Task details:
Every record below is to be retyped exactly.

Entries supplied:
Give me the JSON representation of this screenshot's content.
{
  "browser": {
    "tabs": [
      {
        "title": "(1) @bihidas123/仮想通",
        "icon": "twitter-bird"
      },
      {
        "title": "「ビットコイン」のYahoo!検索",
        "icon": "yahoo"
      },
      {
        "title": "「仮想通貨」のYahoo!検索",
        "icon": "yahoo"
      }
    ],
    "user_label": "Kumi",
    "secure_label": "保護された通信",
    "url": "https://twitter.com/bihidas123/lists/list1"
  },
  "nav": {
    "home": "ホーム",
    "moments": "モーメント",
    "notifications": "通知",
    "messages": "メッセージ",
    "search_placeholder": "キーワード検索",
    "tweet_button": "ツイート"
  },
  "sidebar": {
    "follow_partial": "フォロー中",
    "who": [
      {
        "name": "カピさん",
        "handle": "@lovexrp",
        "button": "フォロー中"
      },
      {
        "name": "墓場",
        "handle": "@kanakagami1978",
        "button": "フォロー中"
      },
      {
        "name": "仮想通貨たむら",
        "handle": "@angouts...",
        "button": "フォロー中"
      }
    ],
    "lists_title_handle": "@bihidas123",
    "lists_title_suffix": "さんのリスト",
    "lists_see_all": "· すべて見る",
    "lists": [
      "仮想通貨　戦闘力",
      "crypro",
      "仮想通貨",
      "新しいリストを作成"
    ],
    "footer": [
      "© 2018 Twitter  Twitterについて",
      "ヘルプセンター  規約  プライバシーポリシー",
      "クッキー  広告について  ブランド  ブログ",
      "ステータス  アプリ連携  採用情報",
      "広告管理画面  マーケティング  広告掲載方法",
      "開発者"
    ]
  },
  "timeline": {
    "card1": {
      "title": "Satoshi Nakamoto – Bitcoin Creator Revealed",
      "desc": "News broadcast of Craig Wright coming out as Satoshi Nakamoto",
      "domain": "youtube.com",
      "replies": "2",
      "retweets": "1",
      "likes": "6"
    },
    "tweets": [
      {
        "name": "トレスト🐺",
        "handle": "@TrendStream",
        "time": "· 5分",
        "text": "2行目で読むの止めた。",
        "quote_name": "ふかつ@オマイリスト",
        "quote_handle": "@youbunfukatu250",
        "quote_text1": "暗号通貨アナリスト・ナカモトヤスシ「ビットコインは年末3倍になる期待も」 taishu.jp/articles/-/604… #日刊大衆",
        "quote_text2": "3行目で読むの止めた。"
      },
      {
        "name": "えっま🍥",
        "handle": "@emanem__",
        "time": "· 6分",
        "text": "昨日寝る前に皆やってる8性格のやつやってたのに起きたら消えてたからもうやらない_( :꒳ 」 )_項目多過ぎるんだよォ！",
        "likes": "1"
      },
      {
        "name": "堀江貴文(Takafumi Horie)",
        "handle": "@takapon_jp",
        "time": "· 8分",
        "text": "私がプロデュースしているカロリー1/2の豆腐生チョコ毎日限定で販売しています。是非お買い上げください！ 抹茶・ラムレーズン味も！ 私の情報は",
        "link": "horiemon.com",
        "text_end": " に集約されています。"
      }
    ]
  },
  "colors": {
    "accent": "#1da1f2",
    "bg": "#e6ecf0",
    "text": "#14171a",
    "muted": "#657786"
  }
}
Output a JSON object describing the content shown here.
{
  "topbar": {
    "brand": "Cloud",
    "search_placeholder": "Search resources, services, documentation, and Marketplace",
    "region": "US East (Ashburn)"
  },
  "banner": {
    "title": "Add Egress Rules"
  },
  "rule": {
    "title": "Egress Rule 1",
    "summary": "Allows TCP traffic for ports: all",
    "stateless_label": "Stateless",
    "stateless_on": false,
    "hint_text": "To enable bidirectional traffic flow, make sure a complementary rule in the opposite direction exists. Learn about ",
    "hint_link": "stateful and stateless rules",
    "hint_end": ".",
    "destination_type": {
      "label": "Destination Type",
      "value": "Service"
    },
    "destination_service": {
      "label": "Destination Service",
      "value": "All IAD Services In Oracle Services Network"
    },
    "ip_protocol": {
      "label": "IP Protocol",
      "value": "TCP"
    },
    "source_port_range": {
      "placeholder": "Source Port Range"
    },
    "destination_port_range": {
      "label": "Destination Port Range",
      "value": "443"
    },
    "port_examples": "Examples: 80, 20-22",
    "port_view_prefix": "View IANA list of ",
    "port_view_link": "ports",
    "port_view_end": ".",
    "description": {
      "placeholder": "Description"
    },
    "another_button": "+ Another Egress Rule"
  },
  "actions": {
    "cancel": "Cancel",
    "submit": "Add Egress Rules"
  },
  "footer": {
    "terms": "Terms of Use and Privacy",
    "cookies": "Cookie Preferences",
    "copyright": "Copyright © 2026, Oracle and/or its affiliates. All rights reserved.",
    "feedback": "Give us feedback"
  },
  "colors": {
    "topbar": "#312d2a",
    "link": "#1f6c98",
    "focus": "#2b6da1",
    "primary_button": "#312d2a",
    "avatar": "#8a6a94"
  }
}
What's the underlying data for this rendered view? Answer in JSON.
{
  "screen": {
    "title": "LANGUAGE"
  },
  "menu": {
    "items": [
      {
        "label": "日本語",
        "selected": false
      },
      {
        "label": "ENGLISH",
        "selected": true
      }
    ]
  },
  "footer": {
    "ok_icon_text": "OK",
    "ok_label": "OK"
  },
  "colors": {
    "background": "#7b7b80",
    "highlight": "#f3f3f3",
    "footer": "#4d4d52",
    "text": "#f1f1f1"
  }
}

Output of the task:
Give me the JSON representation of this screenshot's content.
{
  "browser": {
    "tabs": [
      {
        "title": "(1) @bihidas123/仮想通",
        "icon": "twitter-bird"
      },
      {
        "title": "「ビットコイン」のYahoo!検索",
        "icon": "yahoo"
      },
      {
        "title": "「仮想通貨」のYahoo!検索",
        "icon": "yahoo"
      }
    ],
    "user_label": "Kumi",
    "secure_label": "保護された通信",
    "url": "https://twitter.com/bihidas123/lists/list1"
  },
  "nav": {
    "home": "ホーム",
    "moments": "モーメント",
    "notifications": "通知",
    "messages": "メッセージ",
    "search_placeholder": "キーワード検索",
    "tweet_button": "ツイート"
  },
  "sidebar": {
    "follow_partial": "フォロー中",
    "who": [
      {
        "name": "カピさん",
        "handle": "@lovexrp",
        "button": "フォロー中"
      },
      {
        "name": "墓場",
        "handle": "@kanakagami1978",
        "button": "フォロー中"
      },
      {
        "name": "仮想通貨たむら",
        "handle": "@angouts...",
        "button": "フォロー中"
      }
    ],
    "lists_title_handle": "@bihidas123",
    "lists_title_suffix": "さんのリスト",
    "lists_see_all": "· すべて見る",
    "lists": [
      "仮想通貨　戦闘力",
      "crypro",
      "仮想通貨",
      "新しいリストを作成"
    ],
    "footer": [
      "© 2018 Twitter  Twitterについて",
      "ヘルプセンター  規約  プライバシーポリシー",
      "クッキー  広告について  ブランド  ブログ",
      "ステータス  アプリ連携  採用情報",
      "広告管理画面  マーケティング  広告掲載方法",
      "開発者"
    ]
  },
  "timeline": {
    "card1": {
      "title": "Satoshi Nakamoto – Bitcoin Creator Revealed",
      "desc": "News broadcast of Craig Wright coming out as Satoshi Nakamoto",
      "domain": "youtube.com",
      "replies": "2",
      "retweets": "1",
      "likes": "6"
    },
    "tweets": [
      {
        "name": "トレスト🐺",
        "handle": "@TrendStream",
        "time": "· 5分",
        "text": "2行目で読むの止めた。",
        "quote_name": "ふかつ@オマイリスト",
        "quote_handle": "@youbunfukatu250",
        "quote_text1": "暗号通貨アナリスト・ナカモトヤスシ「ビットコインは年末3倍になる期待も」 taishu.jp/articles/-/604… #日刊大衆",
        "quote_text2": "3行目で読むの止めた。"
      },
      {
        "name": "えっま🍥",
        "handle": "@emanem__",
        "time": "· 6分",
        "text": "昨日寝る前に皆やってる8性格のやつやってたのに起きたら消えてたからもうやらない_( :꒳ 」 )_項目多過ぎるんだよォ！",
        "likes": "1"
      },
      {
        "name": "堀江貴文(Takafumi Horie)",
        "handle": "@takapon_jp",
        "time": "· 8分",
        "text": "私がプロデュースしているカロリー1/2の豆腐生チョコ毎日限定で販売しています。是非お買い上げください！ 抹茶・ラムレーズン味も！ 私の情報は",
        "link": "horiemon.com",
        "text_end": " に集約されています。"
      }
    ]
  },
  "colors": {
    "accent": "#1da1f2",
    "bg": "#e6ecf0",
    "text": "#14171a",
    "muted": "#657786"
  }
}
Output a JSON object describing the content shown here.
{
  "topbar": {
    "brand": "Cloud",
    "search_placeholder": "Search resources, services, documentation, and Marketplace",
    "region": "US East (Ashburn)"
  },
  "banner": {
    "title": "Add Egress Rules"
  },
  "rule": {
    "title": "Egress Rule 1",
    "summary": "Allows TCP traffic for ports: all",
    "stateless_label": "Stateless",
    "stateless_on": false,
    "hint_text": "To enable bidirectional traffic flow, make sure a complementary rule in the opposite direction exists. Learn about ",
    "hint_link": "stateful and stateless rules",
    "hint_end": ".",
    "destination_type": {
      "label": "Destination Type",
      "value": "Service"
    },
    "destination_service": {
      "label": "Destination Service",
      "value": "All IAD Services In Oracle Services Network"
    },
    "ip_protocol": {
      "label": "IP Protocol",
      "value": "TCP"
    },
    "source_port_range": {
      "placeholder": "Source Port Range"
    },
    "destination_port_range": {
      "label": "Destination Port Range",
      "value": "443"
    },
    "port_examples": "Examples: 80, 20-22",
    "port_view_prefix": "View IANA list of ",
    "port_view_link": "ports",
    "port_view_end": ".",
    "description": {
      "placeholder": "Description"
    },
    "another_button": "+ Another Egress Rule"
  },
  "actions": {
    "cancel": "Cancel",
    "submit": "Add Egress Rules"
  },
  "footer": {
    "terms": "Terms of Use and Privacy",
    "cookies": "Cookie Preferences",
    "copyright": "Copyright © 2026, Oracle and/or its affiliates. All rights reserved.",
    "feedback": "Give us feedback"
  },
  "colors": {
    "topbar": "#312d2a",
    "link": "#1f6c98",
    "focus": "#2b6da1",
    "primary_button": "#312d2a",
    "avatar": "#8a6a94"
  }
}
What's the underlying data for this rendered view? Answer in JSON.
{
  "screen": {
    "title": "LANGUAGE"
  },
  "menu": {
    "items": [
      {
        "label": "日本語",
        "selected": false
      },
      {
        "label": "ENGLISH",
        "selected": true
      }
    ]
  },
  "footer": {
    "ok_icon_text": "OK",
    "ok_label": "OK"
  },
  "colors": {
    "background": "#7b7b80",
    "highlight": "#f3f3f3",
    "footer": "#4d4d52",
    "text": "#f1f1f1"
  }
}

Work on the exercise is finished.